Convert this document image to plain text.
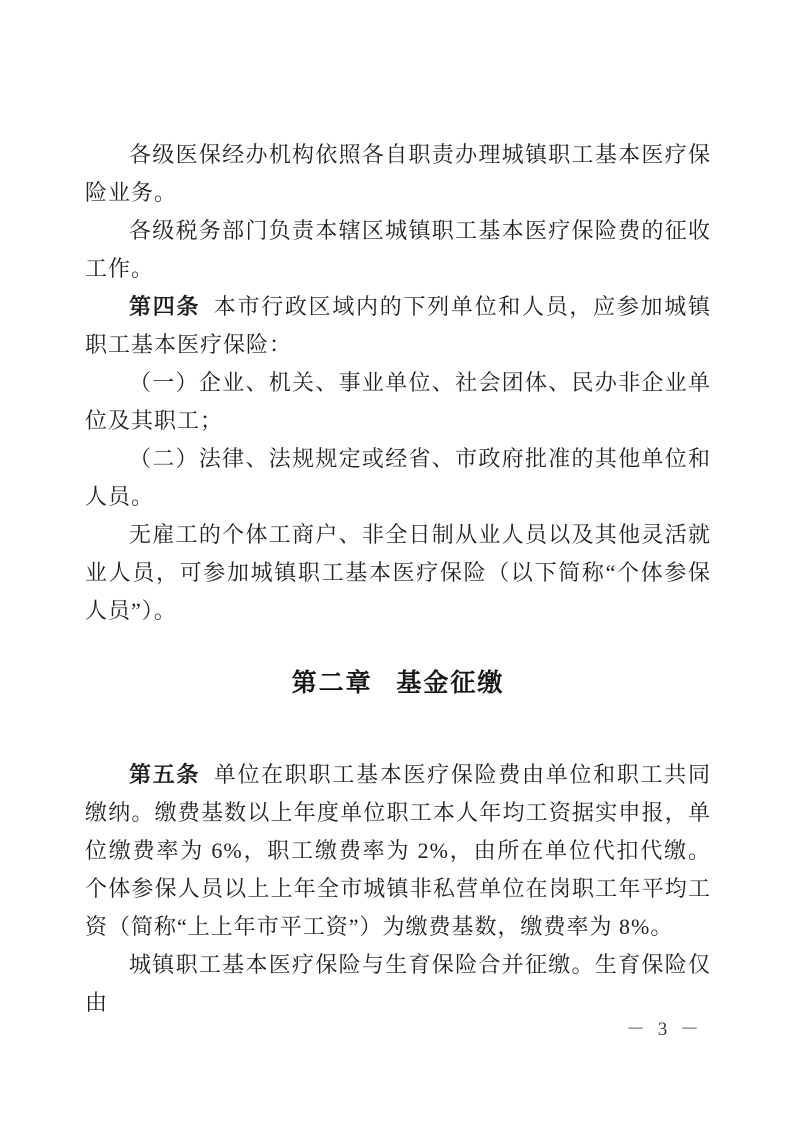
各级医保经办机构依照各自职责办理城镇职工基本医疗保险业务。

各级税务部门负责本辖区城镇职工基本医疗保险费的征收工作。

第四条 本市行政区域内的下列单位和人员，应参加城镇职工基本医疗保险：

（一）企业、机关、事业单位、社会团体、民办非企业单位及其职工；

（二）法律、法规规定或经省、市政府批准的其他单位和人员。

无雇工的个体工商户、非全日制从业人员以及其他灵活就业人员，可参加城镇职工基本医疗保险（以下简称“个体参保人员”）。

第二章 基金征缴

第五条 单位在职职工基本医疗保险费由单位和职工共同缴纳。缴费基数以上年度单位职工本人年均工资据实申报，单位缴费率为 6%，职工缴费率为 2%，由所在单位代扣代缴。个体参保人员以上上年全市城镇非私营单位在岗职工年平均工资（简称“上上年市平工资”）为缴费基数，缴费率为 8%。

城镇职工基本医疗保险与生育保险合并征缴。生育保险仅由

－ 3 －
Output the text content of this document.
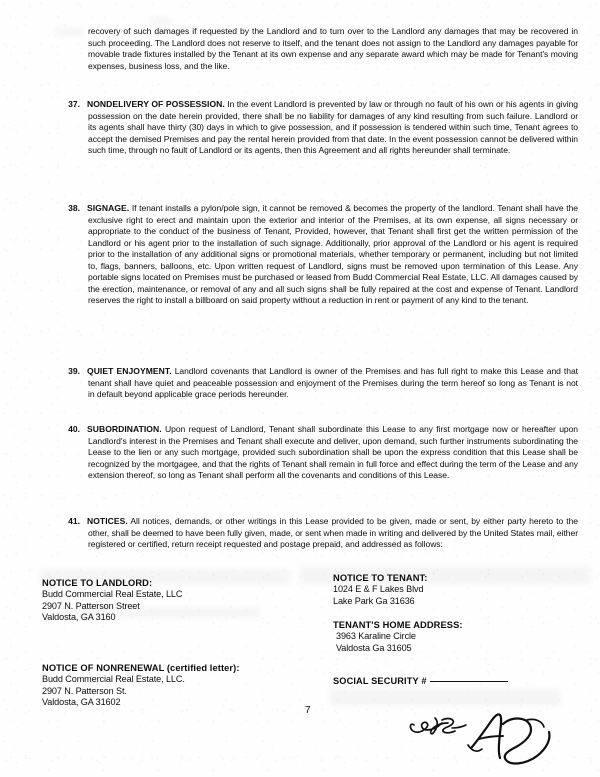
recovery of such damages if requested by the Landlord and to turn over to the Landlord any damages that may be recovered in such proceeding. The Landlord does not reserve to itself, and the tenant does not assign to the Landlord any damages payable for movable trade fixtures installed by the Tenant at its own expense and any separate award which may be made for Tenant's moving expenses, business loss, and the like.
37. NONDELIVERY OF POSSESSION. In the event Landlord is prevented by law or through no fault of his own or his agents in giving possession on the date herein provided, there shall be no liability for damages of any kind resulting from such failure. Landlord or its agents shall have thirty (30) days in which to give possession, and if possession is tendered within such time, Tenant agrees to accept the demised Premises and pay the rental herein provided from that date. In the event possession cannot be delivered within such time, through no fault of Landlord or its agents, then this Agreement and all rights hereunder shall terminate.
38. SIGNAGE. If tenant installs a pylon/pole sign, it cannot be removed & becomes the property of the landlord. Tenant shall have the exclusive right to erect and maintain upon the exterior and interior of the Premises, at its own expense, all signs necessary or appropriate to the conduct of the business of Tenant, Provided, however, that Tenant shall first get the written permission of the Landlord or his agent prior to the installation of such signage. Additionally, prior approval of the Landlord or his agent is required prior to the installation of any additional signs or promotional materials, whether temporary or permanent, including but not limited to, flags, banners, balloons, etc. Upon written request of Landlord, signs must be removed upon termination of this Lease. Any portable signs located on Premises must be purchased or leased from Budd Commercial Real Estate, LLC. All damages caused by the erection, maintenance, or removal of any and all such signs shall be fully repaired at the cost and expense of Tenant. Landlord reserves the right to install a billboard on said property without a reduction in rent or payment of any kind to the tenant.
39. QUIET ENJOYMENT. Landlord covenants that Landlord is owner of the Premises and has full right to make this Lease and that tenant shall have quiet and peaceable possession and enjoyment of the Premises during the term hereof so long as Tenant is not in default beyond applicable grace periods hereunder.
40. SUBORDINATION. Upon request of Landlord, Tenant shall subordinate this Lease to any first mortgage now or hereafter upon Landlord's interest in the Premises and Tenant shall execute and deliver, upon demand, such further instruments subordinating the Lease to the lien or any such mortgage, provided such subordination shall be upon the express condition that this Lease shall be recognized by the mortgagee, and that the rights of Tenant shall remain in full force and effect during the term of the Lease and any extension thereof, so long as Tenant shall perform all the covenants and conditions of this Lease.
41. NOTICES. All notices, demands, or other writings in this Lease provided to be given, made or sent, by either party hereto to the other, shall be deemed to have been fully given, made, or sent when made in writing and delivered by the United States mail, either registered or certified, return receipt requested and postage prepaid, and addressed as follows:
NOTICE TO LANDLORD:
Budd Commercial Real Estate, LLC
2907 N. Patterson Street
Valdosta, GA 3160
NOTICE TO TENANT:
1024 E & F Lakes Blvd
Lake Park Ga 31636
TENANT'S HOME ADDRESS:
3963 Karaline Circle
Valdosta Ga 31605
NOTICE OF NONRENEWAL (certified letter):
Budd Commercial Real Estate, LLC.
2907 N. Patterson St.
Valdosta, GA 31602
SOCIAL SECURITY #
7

...

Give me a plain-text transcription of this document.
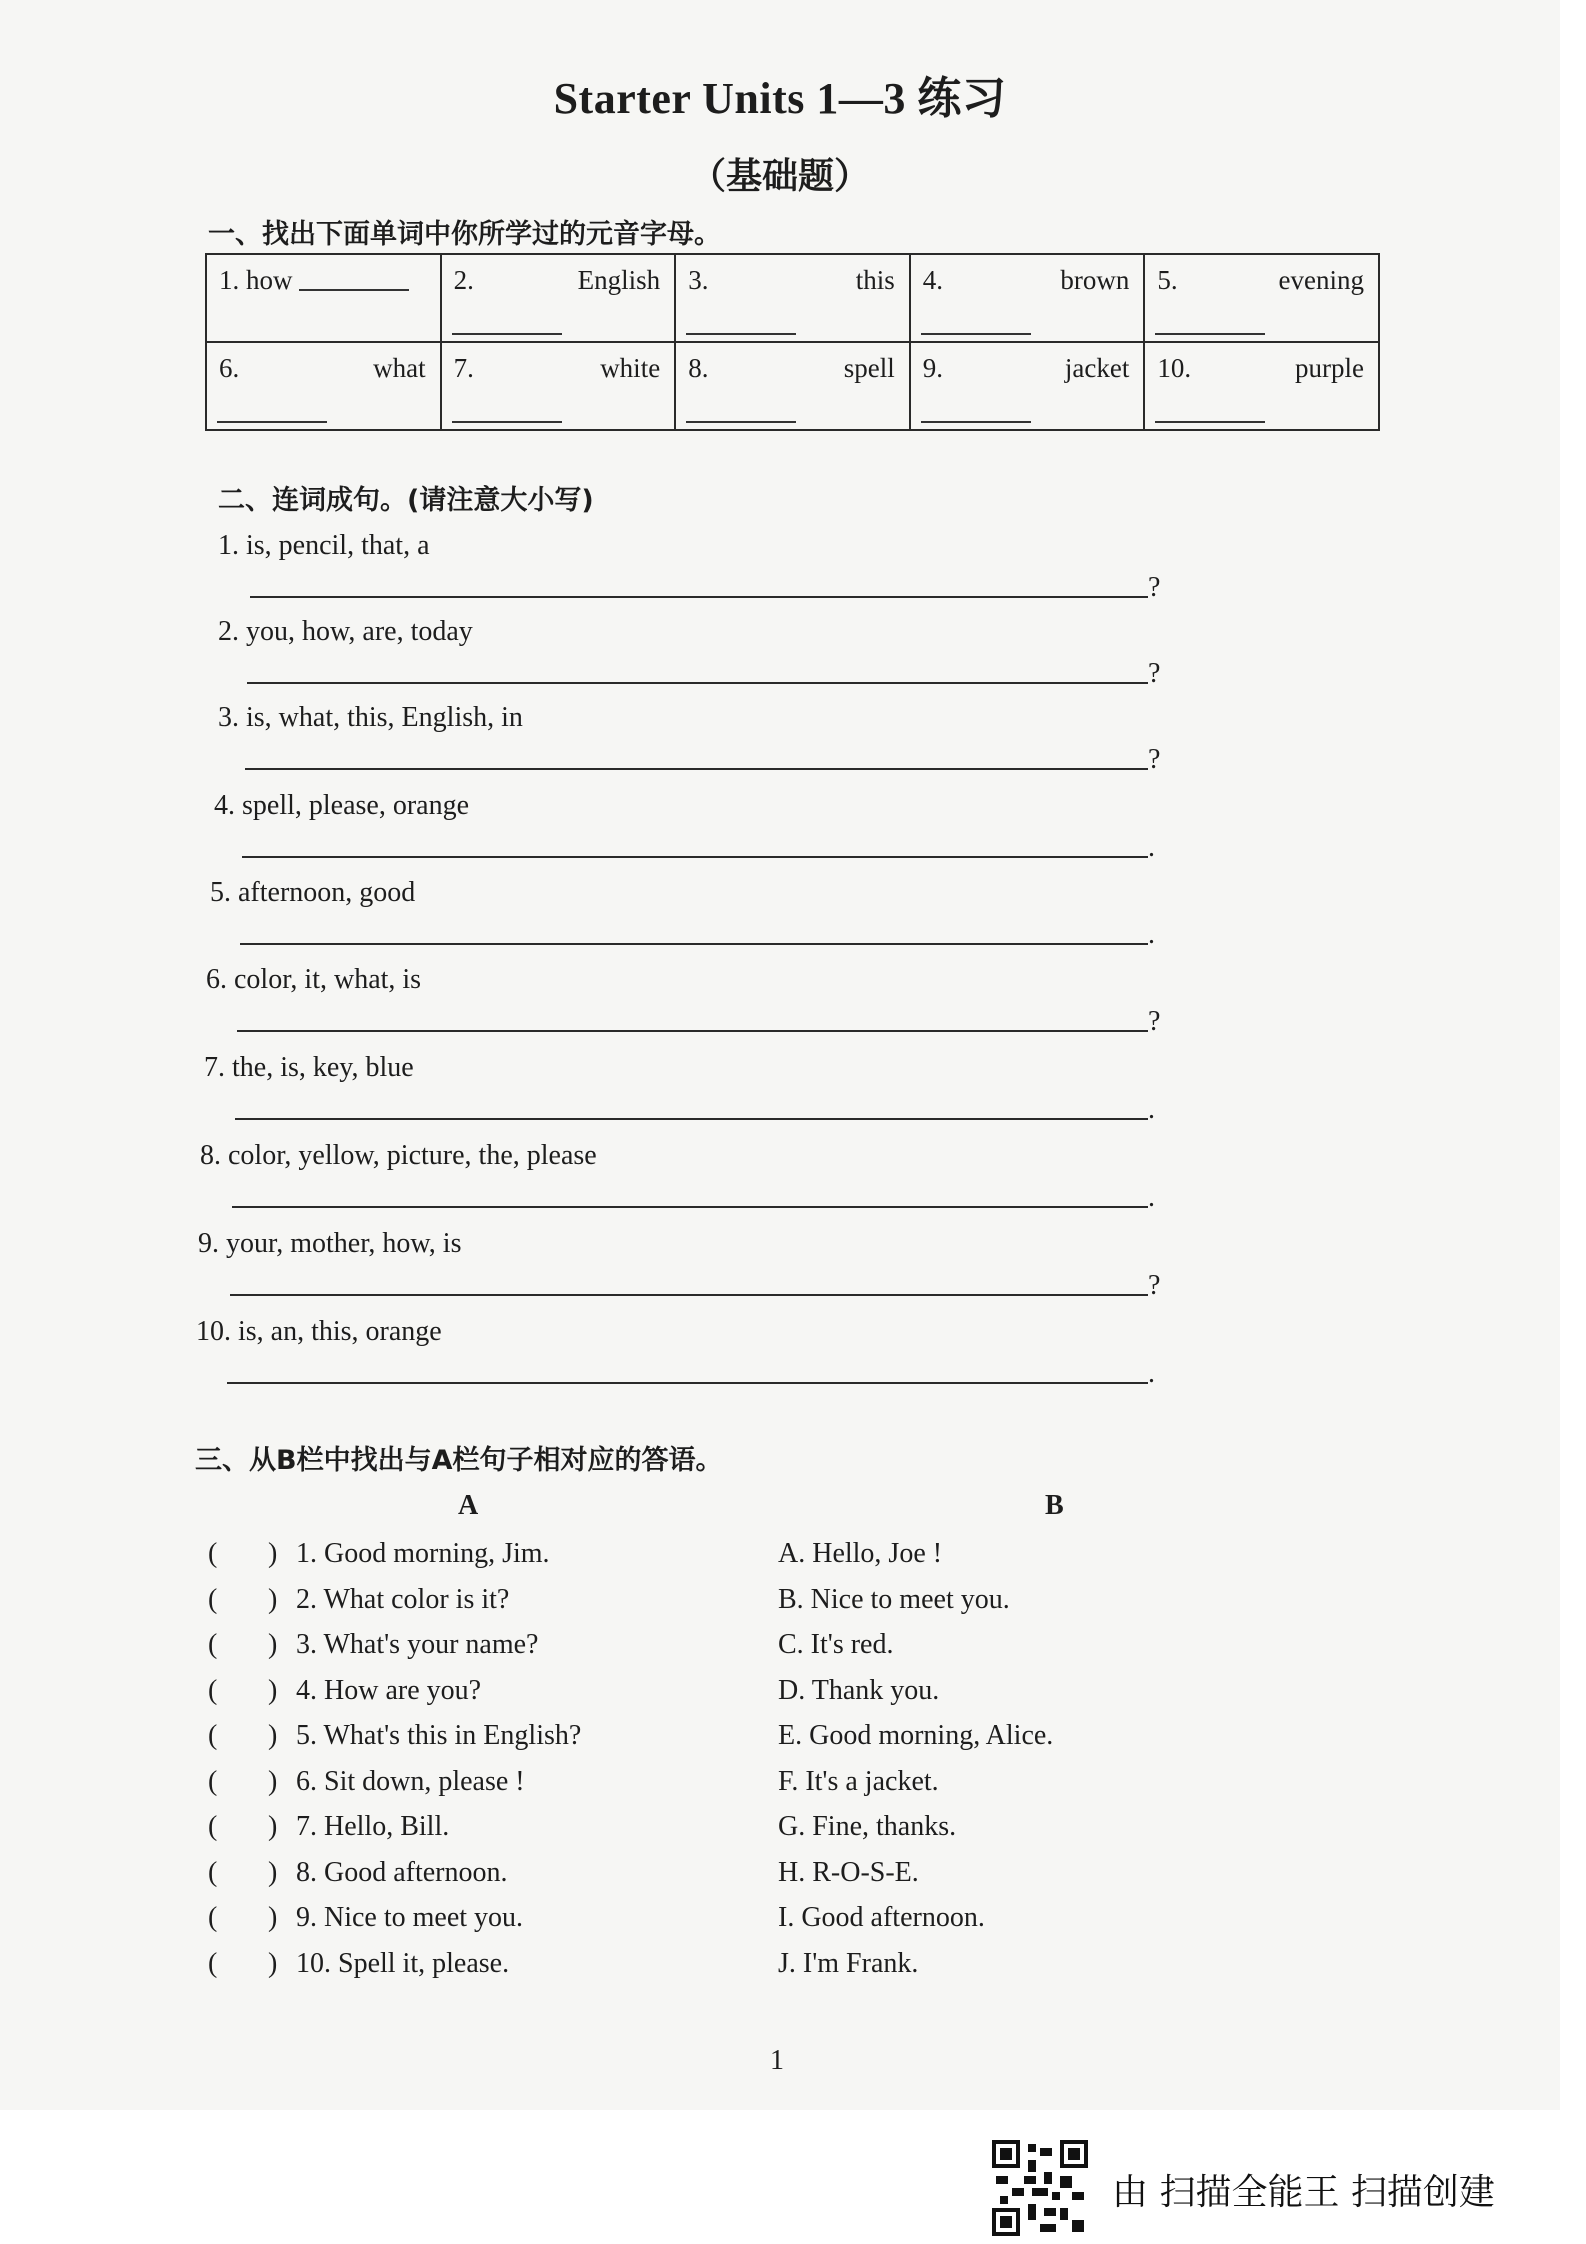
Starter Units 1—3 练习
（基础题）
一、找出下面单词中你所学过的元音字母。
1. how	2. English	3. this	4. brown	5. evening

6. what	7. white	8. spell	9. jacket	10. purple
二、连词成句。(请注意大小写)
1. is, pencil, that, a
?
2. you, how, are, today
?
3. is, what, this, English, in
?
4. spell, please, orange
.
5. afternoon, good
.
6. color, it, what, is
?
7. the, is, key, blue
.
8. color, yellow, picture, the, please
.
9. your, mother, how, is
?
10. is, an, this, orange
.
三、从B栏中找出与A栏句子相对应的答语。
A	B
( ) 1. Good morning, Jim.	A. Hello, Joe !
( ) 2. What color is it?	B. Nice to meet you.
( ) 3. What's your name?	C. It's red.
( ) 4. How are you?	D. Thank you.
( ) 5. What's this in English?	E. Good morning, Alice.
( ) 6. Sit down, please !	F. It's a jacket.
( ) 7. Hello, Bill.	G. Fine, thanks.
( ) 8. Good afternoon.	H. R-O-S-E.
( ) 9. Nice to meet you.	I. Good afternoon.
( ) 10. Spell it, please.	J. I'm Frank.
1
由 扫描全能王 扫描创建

Direction:
State the number of lines in the records that include "Valdosta", and write nothing else.

Response to this task:
3